Stored data entries

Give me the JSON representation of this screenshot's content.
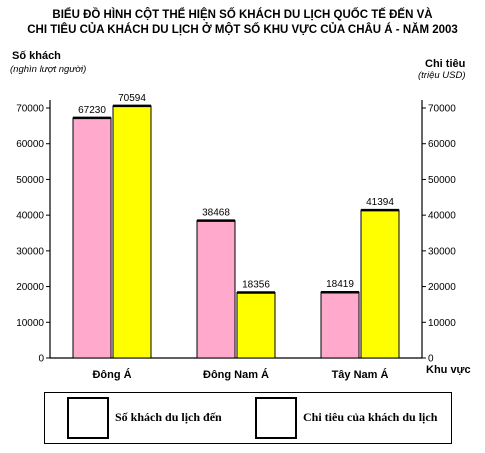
{
  "header": {
    "title_line1": "BIỂU ĐỒ HÌNH CỘT THỂ HIỆN SỐ KHÁCH DU LỊCH QUỐC TẾ ĐẾN VÀ",
    "title_line2": "CHI TIÊU CỦA KHÁCH DU LỊCH Ở MỘT SỐ KHU VỰC CỦA CHÂU Á - NĂM 2003"
  },
  "axes": {
    "left_title": "Số khách",
    "left_unit": "(nghìn lượt người)",
    "right_title": "Chi tiêu",
    "right_unit": "(triệu USD)",
    "x_title": "Khu vực"
  },
  "legend": {
    "visitors_label": "Số khách du lịch đến",
    "spending_label": "Chi tiêu của khách du lịch"
  },
  "colors": {
    "visitors": "#ffff00",
    "spending": "#ffaacc",
    "outline": "#000000"
  },
  "chart_data": {
    "type": "bar",
    "title": "BIỂU ĐỒ HÌNH CỘT THỂ HIỆN SỐ KHÁCH DU LỊCH QUỐC TẾ ĐẾN VÀ CHI TIÊU CỦA KHÁCH DU LỊCH Ở MỘT SỐ KHU VỰC CỦA CHÂU Á - NĂM 2003",
    "xlabel": "Khu vực",
    "ylabel": "Số khách (nghìn lượt người)",
    "y2label": "Chi tiêu (triệu USD)",
    "categories": [
      "Đông Á",
      "Đông Nam Á",
      "Tây Nam Á"
    ],
    "series": [
      {
        "name": "Chi tiêu của khách du lịch",
        "values": [
          70594,
          18356,
          41394
        ],
        "axis": "right",
        "color": "#ffaacc"
      },
      {
        "name": "Số khách du lịch đến",
        "values": [
          67230,
          38468,
          18419
        ],
        "axis": "left",
        "color": "#ffff00"
      }
    ],
    "bar_order": [
      "Số khách du lịch đến",
      "Chi tiêu của khách du lịch"
    ],
    "ylim": [
      0,
      70000
    ],
    "y2lim": [
      0,
      70000
    ],
    "yticks": [
      0,
      10000,
      20000,
      30000,
      40000,
      50000,
      60000,
      70000
    ],
    "grid": false,
    "legend_position": "bottom"
  }
}
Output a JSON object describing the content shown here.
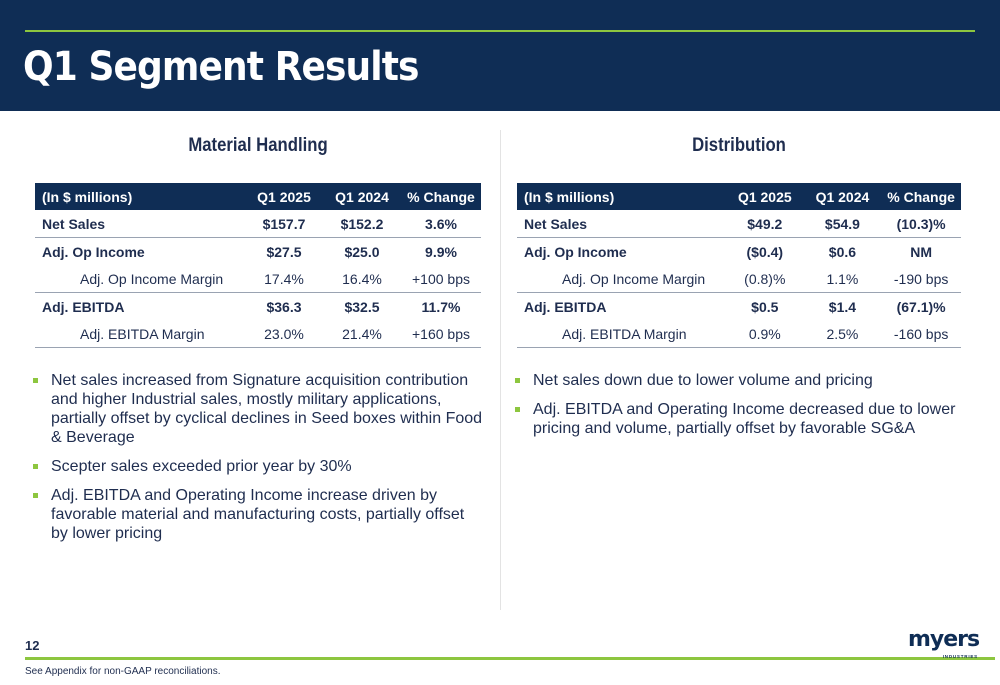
{
  "slide": {
    "title": "Q1 Segment Results",
    "page_number": "12",
    "footnote": "See Appendix for non-GAAP reconciliations.",
    "logo": {
      "word": "myers",
      "sub": "INDUSTRIES"
    }
  },
  "material_handling": {
    "title": "Material Handling",
    "headers": [
      "(In $ millions)",
      "Q1 2025",
      "Q1 2024",
      "% Change"
    ],
    "rows": [
      [
        "Net Sales",
        "$157.7",
        "$152.2",
        "3.6%"
      ],
      [
        "Adj. Op Income",
        "$27.5",
        "$25.0",
        "9.9%"
      ],
      [
        "Adj. Op Income Margin",
        "17.4%",
        "16.4%",
        "+100 bps"
      ],
      [
        "Adj. EBITDA",
        "$36.3",
        "$32.5",
        "11.7%"
      ],
      [
        "Adj. EBITDA Margin",
        "23.0%",
        "21.4%",
        "+160 bps"
      ]
    ],
    "bullets": [
      "Net sales increased from Signature acquisition contribution and higher Industrial sales, mostly military applications, partially offset by cyclical declines in Seed boxes within Food & Beverage",
      "Scepter sales exceeded prior year by 30%",
      "Adj. EBITDA and Operating Income increase driven by favorable material and manufacturing costs, partially offset by lower pricing"
    ]
  },
  "distribution": {
    "title": "Distribution",
    "headers": [
      "(In $ millions)",
      "Q1 2025",
      "Q1 2024",
      "% Change"
    ],
    "rows": [
      [
        "Net Sales",
        "$49.2",
        "$54.9",
        "(10.3)%"
      ],
      [
        "Adj. Op Income",
        "($0.4)",
        "$0.6",
        "NM"
      ],
      [
        "Adj. Op Income Margin",
        "(0.8)%",
        "1.1%",
        "-190 bps"
      ],
      [
        "Adj. EBITDA",
        "$0.5",
        "$1.4",
        "(67.1)%"
      ],
      [
        "Adj. EBITDA Margin",
        "0.9%",
        "2.5%",
        "-160 bps"
      ]
    ],
    "bullets": [
      "Net sales down due to lower volume and pricing",
      "Adj. EBITDA and Operating Income decreased due to lower pricing and volume, partially offset by favorable SG&A"
    ]
  },
  "colors": {
    "navy": "#0f2d55",
    "accent_green": "#8dc63f",
    "text": "#1f2d4f"
  }
}
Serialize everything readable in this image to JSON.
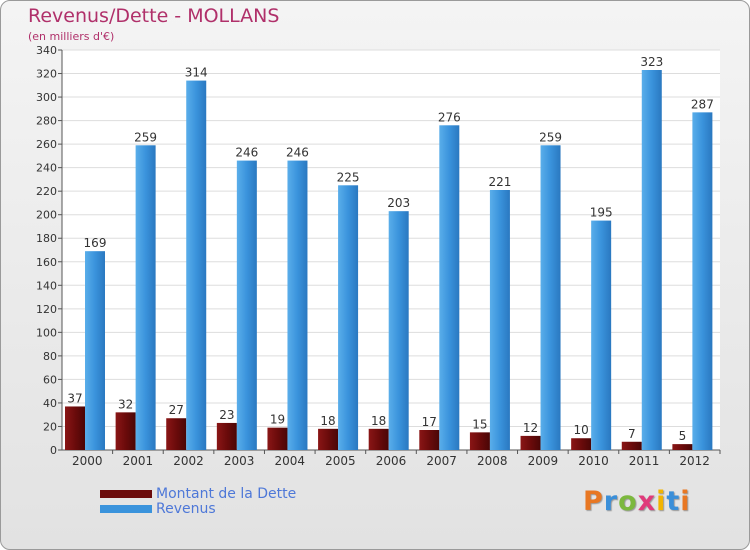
{
  "title": "Revenus/Dette - MOLLANS",
  "subtitle": "(en milliers d'€)",
  "logo": {
    "text": "Proxiti",
    "letters": [
      "P",
      "r",
      "o",
      "x",
      "i",
      "t",
      "i"
    ],
    "colors": [
      "#e87722",
      "#3a8fd9",
      "#7cb83e",
      "#e03a7a",
      "#f2b400",
      "#3a8fd9",
      "#e87722"
    ]
  },
  "legend": [
    {
      "label": "Montant de la Dette",
      "color": "#6b0b0b"
    },
    {
      "label": "Revenus",
      "color": "#3a93dc"
    }
  ],
  "chart_data": {
    "type": "bar",
    "categories": [
      "2000",
      "2001",
      "2002",
      "2003",
      "2004",
      "2005",
      "2006",
      "2007",
      "2008",
      "2009",
      "2010",
      "2011",
      "2012"
    ],
    "series": [
      {
        "name": "Montant de la Dette",
        "values": [
          37,
          32,
          27,
          23,
          19,
          18,
          18,
          17,
          15,
          12,
          10,
          7,
          5
        ],
        "color": "#6b0b0b"
      },
      {
        "name": "Revenus",
        "values": [
          169,
          259,
          314,
          246,
          246,
          225,
          203,
          276,
          221,
          259,
          195,
          323,
          287
        ],
        "color": "#3a93dc"
      }
    ],
    "ylim": [
      0,
      340
    ],
    "yticks": [
      0,
      20,
      40,
      60,
      80,
      100,
      120,
      140,
      160,
      180,
      200,
      220,
      240,
      260,
      280,
      300,
      320,
      340
    ],
    "grid": true,
    "xlabel": "",
    "ylabel": ""
  }
}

* Directions for this task
Leave out the pictures and copy every record above exactly.

* Full solution
Give me the JSON representation of this screenshot's content.
{
  "header": {
    "title_line1": "BIỂU ĐỒ HÌNH CỘT THỂ HIỆN SỐ KHÁCH DU LỊCH QUỐC TẾ ĐẾN VÀ",
    "title_line2": "CHI TIÊU CỦA KHÁCH DU LỊCH Ở MỘT SỐ KHU VỰC CỦA CHÂU Á - NĂM 2003"
  },
  "axes": {
    "left_title": "Số khách",
    "left_unit": "(nghìn lượt người)",
    "right_title": "Chi tiêu",
    "right_unit": "(triệu USD)",
    "x_title": "Khu vực"
  },
  "legend": {
    "visitors_label": "Số khách du lịch đến",
    "spending_label": "Chi tiêu của khách du lịch"
  },
  "colors": {
    "visitors": "#ffff00",
    "spending": "#ffaacc",
    "outline": "#000000"
  },
  "chart_data": {
    "type": "bar",
    "title": "BIỂU ĐỒ HÌNH CỘT THỂ HIỆN SỐ KHÁCH DU LỊCH QUỐC TẾ ĐẾN VÀ CHI TIÊU CỦA KHÁCH DU LỊCH Ở MỘT SỐ KHU VỰC CỦA CHÂU Á - NĂM 2003",
    "xlabel": "Khu vực",
    "ylabel": "Số khách (nghìn lượt người)",
    "y2label": "Chi tiêu (triệu USD)",
    "categories": [
      "Đông Á",
      "Đông Nam Á",
      "Tây Nam Á"
    ],
    "series": [
      {
        "name": "Chi tiêu của khách du lịch",
        "values": [
          70594,
          18356,
          41394
        ],
        "axis": "right",
        "color": "#ffaacc"
      },
      {
        "name": "Số khách du lịch đến",
        "values": [
          67230,
          38468,
          18419
        ],
        "axis": "left",
        "color": "#ffff00"
      }
    ],
    "bar_order": [
      "Số khách du lịch đến",
      "Chi tiêu của khách du lịch"
    ],
    "ylim": [
      0,
      70000
    ],
    "y2lim": [
      0,
      70000
    ],
    "yticks": [
      0,
      10000,
      20000,
      30000,
      40000,
      50000,
      60000,
      70000
    ],
    "grid": false,
    "legend_position": "bottom"
  }
}
Output a JSON object describing the content shown here.
{
  "slide": {
    "title": "Q1 Segment Results",
    "page_number": "12",
    "footnote": "See Appendix for non-GAAP reconciliations.",
    "logo": {
      "word": "myers",
      "sub": "INDUSTRIES"
    }
  },
  "material_handling": {
    "title": "Material Handling",
    "headers": [
      "(In $ millions)",
      "Q1 2025",
      "Q1 2024",
      "% Change"
    ],
    "rows": [
      [
        "Net Sales",
        "$157.7",
        "$152.2",
        "3.6%"
      ],
      [
        "Adj. Op Income",
        "$27.5",
        "$25.0",
        "9.9%"
      ],
      [
        "Adj. Op Income Margin",
        "17.4%",
        "16.4%",
        "+100 bps"
      ],
      [
        "Adj. EBITDA",
        "$36.3",
        "$32.5",
        "11.7%"
      ],
      [
        "Adj. EBITDA Margin",
        "23.0%",
        "21.4%",
        "+160 bps"
      ]
    ],
    "bullets": [
      "Net sales increased from Signature acquisition contribution and higher Industrial sales, mostly military applications, partially offset by cyclical declines in Seed boxes within Food & Beverage",
      "Scepter sales exceeded prior year by 30%",
      "Adj. EBITDA and Operating Income increase driven by favorable material and manufacturing costs, partially offset by lower pricing"
    ]
  },
  "distribution": {
    "title": "Distribution",
    "headers": [
      "(In $ millions)",
      "Q1 2025",
      "Q1 2024",
      "% Change"
    ],
    "rows": [
      [
        "Net Sales",
        "$49.2",
        "$54.9",
        "(10.3)%"
      ],
      [
        "Adj. Op Income",
        "($0.4)",
        "$0.6",
        "NM"
      ],
      [
        "Adj. Op Income Margin",
        "(0.8)%",
        "1.1%",
        "-190 bps"
      ],
      [
        "Adj. EBITDA",
        "$0.5",
        "$1.4",
        "(67.1)%"
      ],
      [
        "Adj. EBITDA Margin",
        "0.9%",
        "2.5%",
        "-160 bps"
      ]
    ],
    "bullets": [
      "Net sales down due to lower volume and pricing",
      "Adj. EBITDA and Operating Income decreased due to lower pricing and volume, partially offset by favorable SG&A"
    ]
  },
  "colors": {
    "navy": "#0f2d55",
    "accent_green": "#8dc63f",
    "text": "#1f2d4f"
  }
}
Serialize everything readable in this image to JSON.
{
  "title": "Revenus/Dette - MOLLANS",
  "subtitle": "(en milliers d'€)",
  "logo": {
    "text": "Proxiti",
    "letters": [
      "P",
      "r",
      "o",
      "x",
      "i",
      "t",
      "i"
    ],
    "colors": [
      "#e87722",
      "#3a8fd9",
      "#7cb83e",
      "#e03a7a",
      "#f2b400",
      "#3a8fd9",
      "#e87722"
    ]
  },
  "legend": [
    {
      "label": "Montant de la Dette",
      "color": "#6b0b0b"
    },
    {
      "label": "Revenus",
      "color": "#3a93dc"
    }
  ],
  "chart_data": {
    "type": "bar",
    "categories": [
      "2000",
      "2001",
      "2002",
      "2003",
      "2004",
      "2005",
      "2006",
      "2007",
      "2008",
      "2009",
      "2010",
      "2011",
      "2012"
    ],
    "series": [
      {
        "name": "Montant de la Dette",
        "values": [
          37,
          32,
          27,
          23,
          19,
          18,
          18,
          17,
          15,
          12,
          10,
          7,
          5
        ],
        "color": "#6b0b0b"
      },
      {
        "name": "Revenus",
        "values": [
          169,
          259,
          314,
          246,
          246,
          225,
          203,
          276,
          221,
          259,
          195,
          323,
          287
        ],
        "color": "#3a93dc"
      }
    ],
    "ylim": [
      0,
      340
    ],
    "yticks": [
      0,
      20,
      40,
      60,
      80,
      100,
      120,
      140,
      160,
      180,
      200,
      220,
      240,
      260,
      280,
      300,
      320,
      340
    ],
    "grid": true,
    "xlabel": "",
    "ylabel": ""
  }
}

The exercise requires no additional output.